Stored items

══════

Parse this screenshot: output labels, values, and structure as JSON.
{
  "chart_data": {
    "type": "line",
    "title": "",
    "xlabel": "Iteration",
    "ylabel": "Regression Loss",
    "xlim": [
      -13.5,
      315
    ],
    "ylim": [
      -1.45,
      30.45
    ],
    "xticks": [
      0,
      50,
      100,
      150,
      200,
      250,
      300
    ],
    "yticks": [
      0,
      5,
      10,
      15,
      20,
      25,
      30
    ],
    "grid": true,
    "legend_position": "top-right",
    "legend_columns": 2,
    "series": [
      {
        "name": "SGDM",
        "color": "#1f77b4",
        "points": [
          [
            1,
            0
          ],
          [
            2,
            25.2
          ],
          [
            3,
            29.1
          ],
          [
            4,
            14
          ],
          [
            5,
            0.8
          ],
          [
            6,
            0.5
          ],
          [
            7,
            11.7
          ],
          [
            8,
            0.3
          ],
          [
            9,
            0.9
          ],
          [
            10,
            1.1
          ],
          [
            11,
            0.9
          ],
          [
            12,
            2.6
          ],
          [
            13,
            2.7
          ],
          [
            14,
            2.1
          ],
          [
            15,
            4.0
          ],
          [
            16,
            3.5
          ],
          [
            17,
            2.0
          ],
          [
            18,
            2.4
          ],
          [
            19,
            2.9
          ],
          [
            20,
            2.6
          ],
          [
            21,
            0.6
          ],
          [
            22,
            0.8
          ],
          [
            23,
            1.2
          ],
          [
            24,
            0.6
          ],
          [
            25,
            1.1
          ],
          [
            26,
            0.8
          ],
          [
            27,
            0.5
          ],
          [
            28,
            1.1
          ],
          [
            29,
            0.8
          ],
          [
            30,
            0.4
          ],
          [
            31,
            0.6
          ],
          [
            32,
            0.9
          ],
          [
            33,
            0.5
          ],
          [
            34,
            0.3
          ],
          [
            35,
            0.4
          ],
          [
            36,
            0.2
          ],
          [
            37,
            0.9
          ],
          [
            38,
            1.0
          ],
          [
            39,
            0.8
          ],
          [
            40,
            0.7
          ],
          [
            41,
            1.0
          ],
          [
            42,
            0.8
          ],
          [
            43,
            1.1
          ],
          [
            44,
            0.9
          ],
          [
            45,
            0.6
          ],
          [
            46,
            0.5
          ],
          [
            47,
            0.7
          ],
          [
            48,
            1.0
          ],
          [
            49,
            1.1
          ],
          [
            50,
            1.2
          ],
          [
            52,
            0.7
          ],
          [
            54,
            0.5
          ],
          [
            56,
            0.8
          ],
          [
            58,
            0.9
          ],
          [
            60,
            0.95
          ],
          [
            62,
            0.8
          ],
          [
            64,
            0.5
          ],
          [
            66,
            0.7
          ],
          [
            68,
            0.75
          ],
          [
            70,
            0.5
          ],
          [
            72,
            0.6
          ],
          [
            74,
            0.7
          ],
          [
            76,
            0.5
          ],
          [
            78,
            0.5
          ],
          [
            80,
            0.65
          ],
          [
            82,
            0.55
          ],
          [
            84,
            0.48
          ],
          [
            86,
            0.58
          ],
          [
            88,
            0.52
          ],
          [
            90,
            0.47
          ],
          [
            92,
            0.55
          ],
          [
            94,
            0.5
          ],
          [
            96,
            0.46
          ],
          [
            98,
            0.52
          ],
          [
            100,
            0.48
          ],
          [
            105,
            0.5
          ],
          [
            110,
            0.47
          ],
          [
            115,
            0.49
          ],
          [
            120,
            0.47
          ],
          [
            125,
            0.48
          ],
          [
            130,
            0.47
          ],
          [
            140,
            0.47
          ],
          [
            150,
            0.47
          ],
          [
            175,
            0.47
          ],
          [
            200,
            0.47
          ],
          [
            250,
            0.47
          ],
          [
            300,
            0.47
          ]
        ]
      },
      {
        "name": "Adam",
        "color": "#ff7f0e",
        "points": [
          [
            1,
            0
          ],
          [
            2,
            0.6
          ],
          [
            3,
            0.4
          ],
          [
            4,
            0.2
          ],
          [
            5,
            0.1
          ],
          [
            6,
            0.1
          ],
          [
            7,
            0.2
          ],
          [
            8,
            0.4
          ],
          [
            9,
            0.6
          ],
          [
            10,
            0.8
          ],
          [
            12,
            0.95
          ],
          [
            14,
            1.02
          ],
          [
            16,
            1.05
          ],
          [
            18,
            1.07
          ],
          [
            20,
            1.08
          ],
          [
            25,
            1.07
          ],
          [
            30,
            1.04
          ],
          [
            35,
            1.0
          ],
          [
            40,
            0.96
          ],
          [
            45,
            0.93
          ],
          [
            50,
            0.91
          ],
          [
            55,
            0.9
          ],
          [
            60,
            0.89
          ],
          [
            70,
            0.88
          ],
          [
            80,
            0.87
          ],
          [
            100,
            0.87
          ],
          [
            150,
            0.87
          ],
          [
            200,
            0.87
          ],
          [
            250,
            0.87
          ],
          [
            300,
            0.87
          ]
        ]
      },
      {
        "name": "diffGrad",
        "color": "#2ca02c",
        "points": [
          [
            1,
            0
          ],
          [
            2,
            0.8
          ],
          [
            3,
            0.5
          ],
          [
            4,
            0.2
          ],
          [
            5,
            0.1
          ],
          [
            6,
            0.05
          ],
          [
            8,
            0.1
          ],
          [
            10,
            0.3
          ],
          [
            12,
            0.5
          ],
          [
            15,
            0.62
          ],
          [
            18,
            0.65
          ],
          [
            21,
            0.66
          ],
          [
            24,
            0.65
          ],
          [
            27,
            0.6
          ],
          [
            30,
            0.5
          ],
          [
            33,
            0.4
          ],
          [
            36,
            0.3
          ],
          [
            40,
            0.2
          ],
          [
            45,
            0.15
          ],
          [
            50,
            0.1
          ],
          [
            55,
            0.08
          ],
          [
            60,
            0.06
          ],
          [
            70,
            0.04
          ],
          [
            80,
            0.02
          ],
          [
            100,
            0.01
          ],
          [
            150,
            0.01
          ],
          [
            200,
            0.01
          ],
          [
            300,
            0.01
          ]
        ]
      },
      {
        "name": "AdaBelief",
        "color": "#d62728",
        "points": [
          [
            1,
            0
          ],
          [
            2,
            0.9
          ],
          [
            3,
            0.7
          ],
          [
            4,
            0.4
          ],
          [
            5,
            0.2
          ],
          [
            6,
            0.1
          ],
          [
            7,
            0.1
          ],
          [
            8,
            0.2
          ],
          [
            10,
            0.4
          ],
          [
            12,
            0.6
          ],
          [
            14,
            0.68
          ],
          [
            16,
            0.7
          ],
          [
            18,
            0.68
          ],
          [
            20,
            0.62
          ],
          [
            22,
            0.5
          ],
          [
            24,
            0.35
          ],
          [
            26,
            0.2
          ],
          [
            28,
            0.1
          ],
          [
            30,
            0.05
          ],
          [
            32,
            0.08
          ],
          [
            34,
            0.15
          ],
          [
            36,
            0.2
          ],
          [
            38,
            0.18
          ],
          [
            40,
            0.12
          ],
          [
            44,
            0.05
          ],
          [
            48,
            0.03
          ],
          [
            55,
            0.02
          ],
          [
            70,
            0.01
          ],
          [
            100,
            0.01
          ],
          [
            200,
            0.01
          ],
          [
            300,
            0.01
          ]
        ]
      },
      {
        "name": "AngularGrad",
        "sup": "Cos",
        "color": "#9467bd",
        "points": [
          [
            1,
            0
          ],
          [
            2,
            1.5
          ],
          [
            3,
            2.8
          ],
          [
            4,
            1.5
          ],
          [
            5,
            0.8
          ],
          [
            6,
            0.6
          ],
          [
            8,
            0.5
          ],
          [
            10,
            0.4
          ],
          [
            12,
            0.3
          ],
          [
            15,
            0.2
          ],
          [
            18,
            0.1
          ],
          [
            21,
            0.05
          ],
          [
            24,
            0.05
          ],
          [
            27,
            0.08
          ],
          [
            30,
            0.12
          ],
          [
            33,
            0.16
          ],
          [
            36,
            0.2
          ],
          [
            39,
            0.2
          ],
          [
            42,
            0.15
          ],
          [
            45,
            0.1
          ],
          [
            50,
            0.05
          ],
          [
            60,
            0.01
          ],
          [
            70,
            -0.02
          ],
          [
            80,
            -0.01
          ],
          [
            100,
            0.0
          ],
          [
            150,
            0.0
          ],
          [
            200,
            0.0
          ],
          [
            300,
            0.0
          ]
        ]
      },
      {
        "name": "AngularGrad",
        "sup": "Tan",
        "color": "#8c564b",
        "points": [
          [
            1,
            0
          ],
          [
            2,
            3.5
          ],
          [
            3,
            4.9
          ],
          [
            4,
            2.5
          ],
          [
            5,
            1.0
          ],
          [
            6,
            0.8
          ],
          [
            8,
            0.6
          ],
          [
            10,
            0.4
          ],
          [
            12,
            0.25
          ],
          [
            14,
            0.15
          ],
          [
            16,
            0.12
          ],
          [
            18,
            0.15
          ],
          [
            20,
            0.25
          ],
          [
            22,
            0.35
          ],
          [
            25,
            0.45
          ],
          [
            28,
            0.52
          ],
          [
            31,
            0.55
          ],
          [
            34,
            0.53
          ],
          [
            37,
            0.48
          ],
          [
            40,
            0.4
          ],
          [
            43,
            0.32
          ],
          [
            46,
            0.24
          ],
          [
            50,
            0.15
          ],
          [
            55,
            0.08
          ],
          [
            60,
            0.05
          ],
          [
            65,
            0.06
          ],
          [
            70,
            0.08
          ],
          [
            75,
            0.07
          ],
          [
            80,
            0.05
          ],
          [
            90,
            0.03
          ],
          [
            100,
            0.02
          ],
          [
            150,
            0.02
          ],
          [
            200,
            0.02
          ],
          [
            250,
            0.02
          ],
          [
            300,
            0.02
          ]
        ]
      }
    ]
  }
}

══════

EXERCISE INSTRUCTIONS »
Return every line of the preceding records in which the word "color" appears.

SOLUTION TO THIS EXERCISE »
        "color": "#1f77b4",
        "color": "#ff7f0e",
        "color": "#2ca02c",
        "color": "#d62728",
        "color": "#9467bd",
        "color": "#8c564b",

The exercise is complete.